- [Collected data entries]:

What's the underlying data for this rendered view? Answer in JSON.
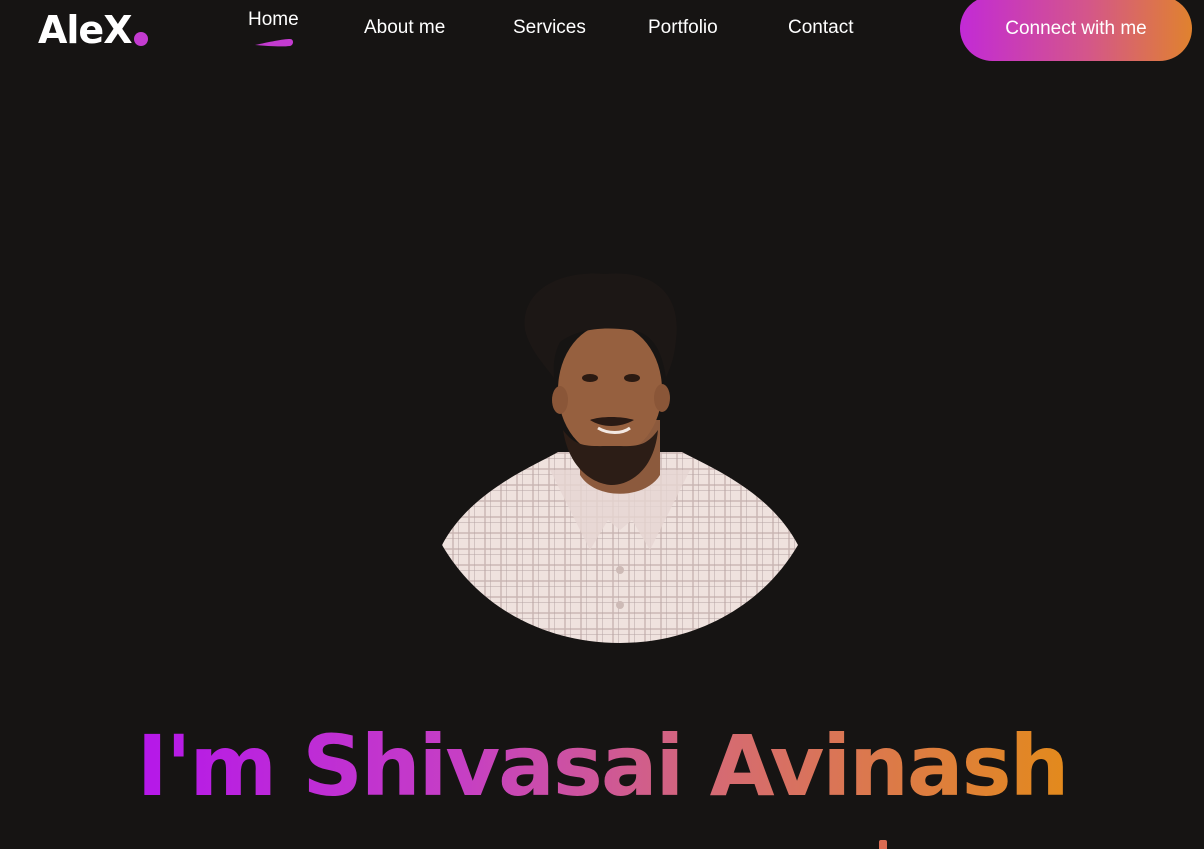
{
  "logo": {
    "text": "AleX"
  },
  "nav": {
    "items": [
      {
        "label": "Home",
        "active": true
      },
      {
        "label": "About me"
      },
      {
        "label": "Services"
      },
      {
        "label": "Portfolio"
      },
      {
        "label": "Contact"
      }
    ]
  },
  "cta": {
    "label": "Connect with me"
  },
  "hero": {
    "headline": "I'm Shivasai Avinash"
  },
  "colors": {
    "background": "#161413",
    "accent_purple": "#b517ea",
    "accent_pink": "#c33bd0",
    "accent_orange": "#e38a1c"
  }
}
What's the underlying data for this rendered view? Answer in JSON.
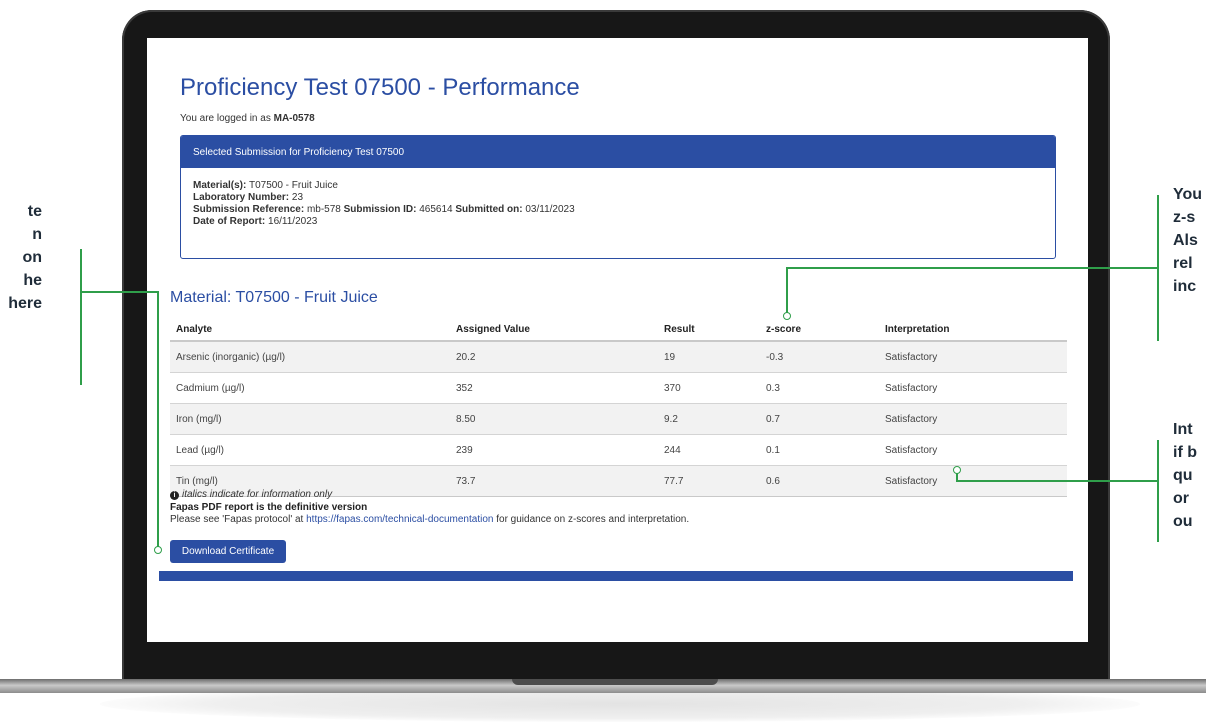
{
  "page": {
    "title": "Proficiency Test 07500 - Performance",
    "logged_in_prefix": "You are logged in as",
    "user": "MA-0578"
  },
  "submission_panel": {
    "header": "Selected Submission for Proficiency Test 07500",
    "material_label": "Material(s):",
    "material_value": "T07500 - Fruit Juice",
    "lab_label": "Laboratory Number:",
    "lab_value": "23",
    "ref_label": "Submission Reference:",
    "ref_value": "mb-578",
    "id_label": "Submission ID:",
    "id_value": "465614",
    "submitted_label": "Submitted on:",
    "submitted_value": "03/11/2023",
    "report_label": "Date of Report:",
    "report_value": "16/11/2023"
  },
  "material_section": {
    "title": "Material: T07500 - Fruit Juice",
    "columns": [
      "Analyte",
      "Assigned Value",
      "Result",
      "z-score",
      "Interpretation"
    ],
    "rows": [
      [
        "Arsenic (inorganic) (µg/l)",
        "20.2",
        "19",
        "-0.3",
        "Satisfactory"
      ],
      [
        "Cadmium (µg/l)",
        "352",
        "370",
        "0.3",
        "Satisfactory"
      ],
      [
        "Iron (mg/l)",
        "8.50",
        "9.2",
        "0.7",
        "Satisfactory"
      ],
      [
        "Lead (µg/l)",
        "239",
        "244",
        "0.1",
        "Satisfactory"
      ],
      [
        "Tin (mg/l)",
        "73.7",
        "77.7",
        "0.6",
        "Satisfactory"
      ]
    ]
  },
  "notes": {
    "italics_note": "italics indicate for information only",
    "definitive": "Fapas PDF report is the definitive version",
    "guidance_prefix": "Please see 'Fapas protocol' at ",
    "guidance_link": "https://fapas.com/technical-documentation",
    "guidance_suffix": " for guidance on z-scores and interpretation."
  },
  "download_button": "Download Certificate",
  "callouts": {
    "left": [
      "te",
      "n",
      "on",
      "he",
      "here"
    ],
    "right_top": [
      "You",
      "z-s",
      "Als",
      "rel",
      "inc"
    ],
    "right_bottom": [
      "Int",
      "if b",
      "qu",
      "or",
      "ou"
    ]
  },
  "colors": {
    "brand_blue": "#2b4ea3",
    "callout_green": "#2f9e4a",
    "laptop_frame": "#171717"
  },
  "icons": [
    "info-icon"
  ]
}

- [What you are asked to do]: The records above are to be quoted exactly, with all pictures left out.

- [Complete response]:
What's the underlying data for this rendered view? Answer in JSON.
{
  "logo": {
    "text": "AleX"
  },
  "nav": {
    "items": [
      {
        "label": "Home",
        "active": true
      },
      {
        "label": "About me"
      },
      {
        "label": "Services"
      },
      {
        "label": "Portfolio"
      },
      {
        "label": "Contact"
      }
    ]
  },
  "cta": {
    "label": "Connect with me"
  },
  "hero": {
    "headline": "I'm Shivasai Avinash"
  },
  "colors": {
    "background": "#161413",
    "accent_purple": "#b517ea",
    "accent_pink": "#c33bd0",
    "accent_orange": "#e38a1c"
  }
}
What's the underlying data for this rendered view? Answer in JSON.
{
  "page": {
    "title": "Proficiency Test 07500 - Performance",
    "logged_in_prefix": "You are logged in as",
    "user": "MA-0578"
  },
  "submission_panel": {
    "header": "Selected Submission for Proficiency Test 07500",
    "material_label": "Material(s):",
    "material_value": "T07500 - Fruit Juice",
    "lab_label": "Laboratory Number:",
    "lab_value": "23",
    "ref_label": "Submission Reference:",
    "ref_value": "mb-578",
    "id_label": "Submission ID:",
    "id_value": "465614",
    "submitted_label": "Submitted on:",
    "submitted_value": "03/11/2023",
    "report_label": "Date of Report:",
    "report_value": "16/11/2023"
  },
  "material_section": {
    "title": "Material: T07500 - Fruit Juice",
    "columns": [
      "Analyte",
      "Assigned Value",
      "Result",
      "z-score",
      "Interpretation"
    ],
    "rows": [
      [
        "Arsenic (inorganic) (µg/l)",
        "20.2",
        "19",
        "-0.3",
        "Satisfactory"
      ],
      [
        "Cadmium (µg/l)",
        "352",
        "370",
        "0.3",
        "Satisfactory"
      ],
      [
        "Iron (mg/l)",
        "8.50",
        "9.2",
        "0.7",
        "Satisfactory"
      ],
      [
        "Lead (µg/l)",
        "239",
        "244",
        "0.1",
        "Satisfactory"
      ],
      [
        "Tin (mg/l)",
        "73.7",
        "77.7",
        "0.6",
        "Satisfactory"
      ]
    ]
  },
  "notes": {
    "italics_note": "italics indicate for information only",
    "definitive": "Fapas PDF report is the definitive version",
    "guidance_prefix": "Please see 'Fapas protocol' at ",
    "guidance_link": "https://fapas.com/technical-documentation",
    "guidance_suffix": " for guidance on z-scores and interpretation."
  },
  "download_button": "Download Certificate",
  "callouts": {
    "left": [
      "te",
      "n",
      "on",
      "he",
      "here"
    ],
    "right_top": [
      "You",
      "z-s",
      "Als",
      "rel",
      "inc"
    ],
    "right_bottom": [
      "Int",
      "if b",
      "qu",
      "or",
      "ou"
    ]
  },
  "colors": {
    "brand_blue": "#2b4ea3",
    "callout_green": "#2f9e4a",
    "laptop_frame": "#171717"
  },
  "icons": [
    "info-icon"
  ]
}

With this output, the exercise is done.